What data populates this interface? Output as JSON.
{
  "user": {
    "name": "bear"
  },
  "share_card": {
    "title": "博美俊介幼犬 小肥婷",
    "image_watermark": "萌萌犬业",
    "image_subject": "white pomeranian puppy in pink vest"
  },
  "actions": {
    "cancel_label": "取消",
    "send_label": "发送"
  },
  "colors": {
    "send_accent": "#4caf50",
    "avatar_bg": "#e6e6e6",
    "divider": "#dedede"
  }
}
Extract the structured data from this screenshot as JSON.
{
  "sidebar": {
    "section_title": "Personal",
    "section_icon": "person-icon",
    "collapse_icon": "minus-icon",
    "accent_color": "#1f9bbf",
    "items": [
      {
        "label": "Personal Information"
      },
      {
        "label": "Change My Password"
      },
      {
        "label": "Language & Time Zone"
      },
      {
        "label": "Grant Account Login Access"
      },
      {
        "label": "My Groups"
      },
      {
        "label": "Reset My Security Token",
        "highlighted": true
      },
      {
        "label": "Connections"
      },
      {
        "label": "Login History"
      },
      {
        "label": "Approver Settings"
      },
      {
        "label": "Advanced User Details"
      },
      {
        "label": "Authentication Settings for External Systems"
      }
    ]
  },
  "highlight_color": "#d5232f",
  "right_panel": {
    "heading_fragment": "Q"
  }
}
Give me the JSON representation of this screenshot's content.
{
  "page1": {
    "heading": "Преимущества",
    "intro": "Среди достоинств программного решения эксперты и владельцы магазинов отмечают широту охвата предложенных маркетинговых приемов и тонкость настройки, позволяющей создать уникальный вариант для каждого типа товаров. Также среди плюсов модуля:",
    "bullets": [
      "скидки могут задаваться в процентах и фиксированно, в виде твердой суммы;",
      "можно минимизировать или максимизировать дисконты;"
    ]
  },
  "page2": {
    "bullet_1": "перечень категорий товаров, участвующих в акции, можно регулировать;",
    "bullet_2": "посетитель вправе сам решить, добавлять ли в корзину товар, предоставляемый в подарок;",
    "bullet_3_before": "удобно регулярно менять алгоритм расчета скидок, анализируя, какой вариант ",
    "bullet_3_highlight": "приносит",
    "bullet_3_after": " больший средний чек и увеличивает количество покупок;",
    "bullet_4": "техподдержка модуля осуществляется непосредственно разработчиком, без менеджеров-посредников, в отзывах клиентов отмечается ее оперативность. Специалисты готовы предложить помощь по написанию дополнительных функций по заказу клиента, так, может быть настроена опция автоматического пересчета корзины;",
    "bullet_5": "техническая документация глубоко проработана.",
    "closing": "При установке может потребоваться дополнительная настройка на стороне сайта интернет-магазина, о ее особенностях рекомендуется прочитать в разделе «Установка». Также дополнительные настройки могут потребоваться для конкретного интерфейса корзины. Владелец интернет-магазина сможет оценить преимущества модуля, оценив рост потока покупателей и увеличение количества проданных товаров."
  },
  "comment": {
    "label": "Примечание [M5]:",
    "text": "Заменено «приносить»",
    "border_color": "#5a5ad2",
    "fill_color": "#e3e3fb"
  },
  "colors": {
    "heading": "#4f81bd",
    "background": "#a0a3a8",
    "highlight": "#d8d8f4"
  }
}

-------

WORK TO DO
Repeat the data verbatim.

WRITTEN SOLUTION
What data populates this interface? Output as JSON.
{
  "user": {
    "name": "bear"
  },
  "share_card": {
    "title": "博美俊介幼犬 小肥婷",
    "image_watermark": "萌萌犬业",
    "image_subject": "white pomeranian puppy in pink vest"
  },
  "actions": {
    "cancel_label": "取消",
    "send_label": "发送"
  },
  "colors": {
    "send_accent": "#4caf50",
    "avatar_bg": "#e6e6e6",
    "divider": "#dedede"
  }
}
Extract the structured data from this screenshot as JSON.
{
  "sidebar": {
    "section_title": "Personal",
    "section_icon": "person-icon",
    "collapse_icon": "minus-icon",
    "accent_color": "#1f9bbf",
    "items": [
      {
        "label": "Personal Information"
      },
      {
        "label": "Change My Password"
      },
      {
        "label": "Language & Time Zone"
      },
      {
        "label": "Grant Account Login Access"
      },
      {
        "label": "My Groups"
      },
      {
        "label": "Reset My Security Token",
        "highlighted": true
      },
      {
        "label": "Connections"
      },
      {
        "label": "Login History"
      },
      {
        "label": "Approver Settings"
      },
      {
        "label": "Advanced User Details"
      },
      {
        "label": "Authentication Settings for External Systems"
      }
    ]
  },
  "highlight_color": "#d5232f",
  "right_panel": {
    "heading_fragment": "Q"
  }
}
Give me the JSON representation of this screenshot's content.
{
  "page1": {
    "heading": "Преимущества",
    "intro": "Среди достоинств программного решения эксперты и владельцы магазинов отмечают широту охвата предложенных маркетинговых приемов и тонкость настройки, позволяющей создать уникальный вариант для каждого типа товаров. Также среди плюсов модуля:",
    "bullets": [
      "скидки могут задаваться в процентах и фиксированно, в виде твердой суммы;",
      "можно минимизировать или максимизировать дисконты;"
    ]
  },
  "page2": {
    "bullet_1": "перечень категорий товаров, участвующих в акции, можно регулировать;",
    "bullet_2": "посетитель вправе сам решить, добавлять ли в корзину товар, предоставляемый в подарок;",
    "bullet_3_before": "удобно регулярно менять алгоритм расчета скидок, анализируя, какой вариант ",
    "bullet_3_highlight": "приносит",
    "bullet_3_after": " больший средний чек и увеличивает количество покупок;",
    "bullet_4": "техподдержка модуля осуществляется непосредственно разработчиком, без менеджеров-посредников, в отзывах клиентов отмечается ее оперативность. Специалисты готовы предложить помощь по написанию дополнительных функций по заказу клиента, так, может быть настроена опция автоматического пересчета корзины;",
    "bullet_5": "техническая документация глубоко проработана.",
    "closing": "При установке может потребоваться дополнительная настройка на стороне сайта интернет-магазина, о ее особенностях рекомендуется прочитать в разделе «Установка». Также дополнительные настройки могут потребоваться для конкретного интерфейса корзины. Владелец интернет-магазина сможет оценить преимущества модуля, оценив рост потока покупателей и увеличение количества проданных товаров."
  },
  "comment": {
    "label": "Примечание [M5]:",
    "text": "Заменено «приносить»",
    "border_color": "#5a5ad2",
    "fill_color": "#e3e3fb"
  },
  "colors": {
    "heading": "#4f81bd",
    "background": "#a0a3a8",
    "highlight": "#d8d8f4"
  }
}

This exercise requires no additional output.